Raw records —

####

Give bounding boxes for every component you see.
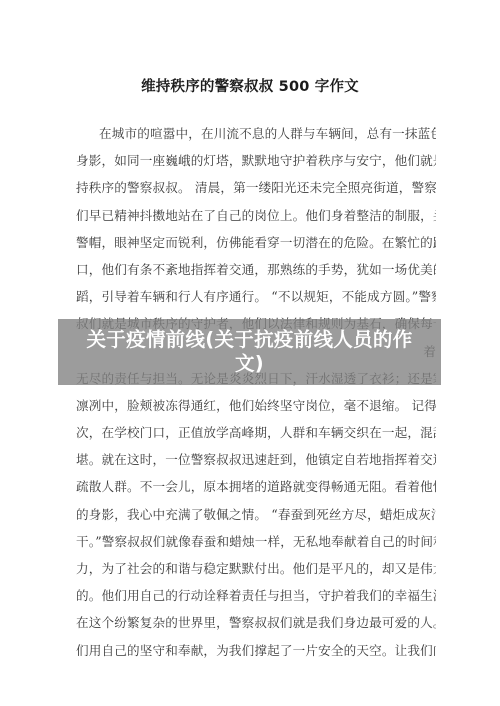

####

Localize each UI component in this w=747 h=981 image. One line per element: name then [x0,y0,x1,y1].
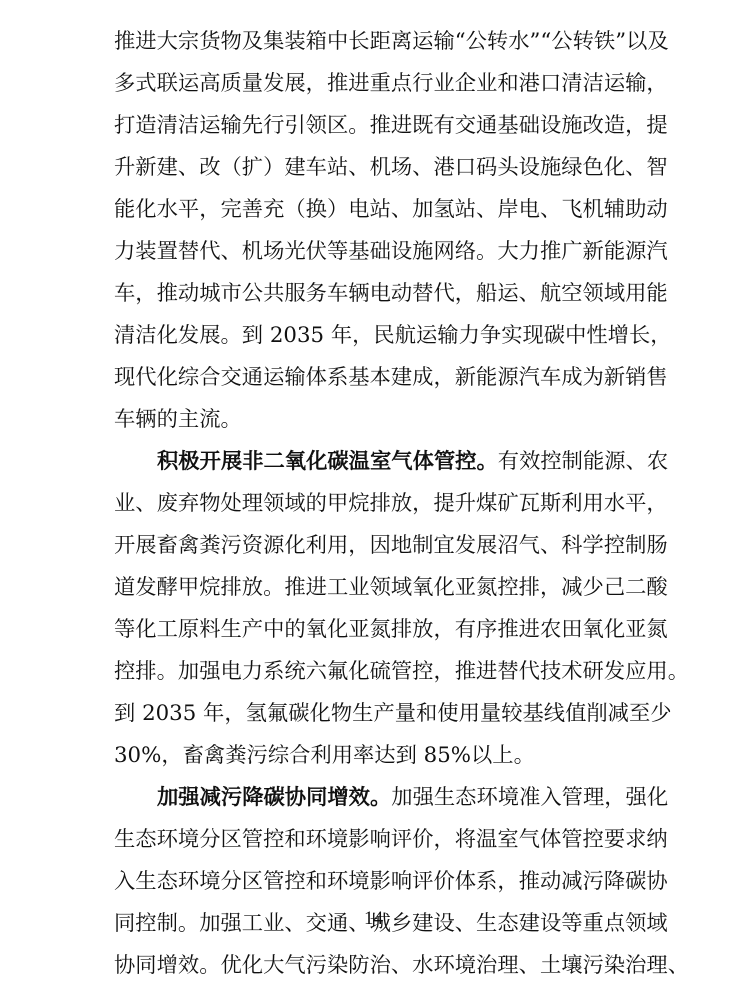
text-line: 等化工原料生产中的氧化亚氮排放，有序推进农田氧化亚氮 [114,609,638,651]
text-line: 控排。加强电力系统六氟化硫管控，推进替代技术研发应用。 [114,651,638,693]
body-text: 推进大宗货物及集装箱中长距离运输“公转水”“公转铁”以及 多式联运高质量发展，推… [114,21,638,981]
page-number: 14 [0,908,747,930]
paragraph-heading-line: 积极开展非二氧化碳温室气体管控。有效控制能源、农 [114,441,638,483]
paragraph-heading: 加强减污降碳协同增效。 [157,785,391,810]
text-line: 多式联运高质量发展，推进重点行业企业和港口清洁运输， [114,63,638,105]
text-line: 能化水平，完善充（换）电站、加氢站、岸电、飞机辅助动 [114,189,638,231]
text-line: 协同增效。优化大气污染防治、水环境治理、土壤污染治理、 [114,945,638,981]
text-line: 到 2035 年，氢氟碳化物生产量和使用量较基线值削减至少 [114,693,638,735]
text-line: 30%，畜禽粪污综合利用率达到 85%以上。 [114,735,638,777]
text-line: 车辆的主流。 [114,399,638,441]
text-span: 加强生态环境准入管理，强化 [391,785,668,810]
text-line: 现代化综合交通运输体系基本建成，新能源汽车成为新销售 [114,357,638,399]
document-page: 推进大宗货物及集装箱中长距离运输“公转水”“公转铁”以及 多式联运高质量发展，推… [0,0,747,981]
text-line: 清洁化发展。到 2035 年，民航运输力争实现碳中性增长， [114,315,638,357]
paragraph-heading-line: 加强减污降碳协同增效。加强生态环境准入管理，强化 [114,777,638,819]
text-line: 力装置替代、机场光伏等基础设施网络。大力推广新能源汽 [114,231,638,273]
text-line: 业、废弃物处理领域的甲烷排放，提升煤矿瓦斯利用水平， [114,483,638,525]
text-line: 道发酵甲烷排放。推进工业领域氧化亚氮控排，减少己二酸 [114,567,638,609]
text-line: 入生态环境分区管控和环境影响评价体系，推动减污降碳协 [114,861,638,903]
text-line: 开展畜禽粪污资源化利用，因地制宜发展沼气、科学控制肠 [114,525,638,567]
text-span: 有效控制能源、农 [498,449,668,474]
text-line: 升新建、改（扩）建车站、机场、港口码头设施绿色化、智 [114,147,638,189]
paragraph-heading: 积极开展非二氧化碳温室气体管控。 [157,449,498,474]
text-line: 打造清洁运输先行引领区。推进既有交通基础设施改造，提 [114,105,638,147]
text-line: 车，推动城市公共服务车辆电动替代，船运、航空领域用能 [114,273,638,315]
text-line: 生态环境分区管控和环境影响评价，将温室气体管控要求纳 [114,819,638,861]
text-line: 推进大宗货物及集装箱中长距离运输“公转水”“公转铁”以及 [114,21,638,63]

####

Exercise goal — After the records, copy lines exactly as they appear, starting with the line containing "Localize each UI" and going on through the line containing "text-line: 多式联运高质量发展，推进重点行业企业和港口清洁运输， [114,63,638,105]", both included. Leave the pictures out of your copy.

Solution to this task —
Localize each UI component in this w=747 h=981 image. One line per element: name then [x0,y0,x1,y1].
text-line: 等化工原料生产中的氧化亚氮排放，有序推进农田氧化亚氮 [114,609,638,651]
text-line: 控排。加强电力系统六氟化硫管控，推进替代技术研发应用。 [114,651,638,693]
body-text: 推进大宗货物及集装箱中长距离运输“公转水”“公转铁”以及 多式联运高质量发展，推… [114,21,638,981]
page-number: 14 [0,908,747,930]
paragraph-heading-line: 积极开展非二氧化碳温室气体管控。有效控制能源、农 [114,441,638,483]
paragraph-heading: 加强减污降碳协同增效。 [157,785,391,810]
text-line: 多式联运高质量发展，推进重点行业企业和港口清洁运输， [114,63,638,105]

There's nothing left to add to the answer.